**WRITTEN REQUEST:** Every entry must be given again exactly.

[Begin]

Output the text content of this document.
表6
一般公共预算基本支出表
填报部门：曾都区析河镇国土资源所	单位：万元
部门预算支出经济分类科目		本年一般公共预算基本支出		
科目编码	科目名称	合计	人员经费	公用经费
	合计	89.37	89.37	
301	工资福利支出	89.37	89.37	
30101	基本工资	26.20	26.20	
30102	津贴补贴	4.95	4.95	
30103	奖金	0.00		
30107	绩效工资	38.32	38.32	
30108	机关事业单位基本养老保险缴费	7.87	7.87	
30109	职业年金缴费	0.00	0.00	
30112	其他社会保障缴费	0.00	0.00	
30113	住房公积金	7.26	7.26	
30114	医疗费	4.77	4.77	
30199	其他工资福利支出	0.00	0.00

[End]

**WRITTEN SOLUTION:**
Output the text content of this document.
表6
一般公共预算基本支出表
填报部门：曾都区析河镇国土资源所	单位：万元
部门预算支出经济分类科目		本年一般公共预算基本支出		
科目编码	科目名称	合计	人员经费	公用经费
	合计	89.37	89.37	
301	工资福利支出	89.37	89.37	
30101	基本工资	26.20	26.20	
30102	津贴补贴	4.95	4.95	
30103	奖金	0.00		
30107	绩效工资	38.32	38.32	
30108	机关事业单位基本养老保险缴费	7.87	7.87	
30109	职业年金缴费	0.00	0.00	
30112	其他社会保障缴费	0.00	0.00	
30113	住房公积金	7.26	7.26	
30114	医疗费	4.77	4.77	
30199	其他工资福利支出	0.00	0.00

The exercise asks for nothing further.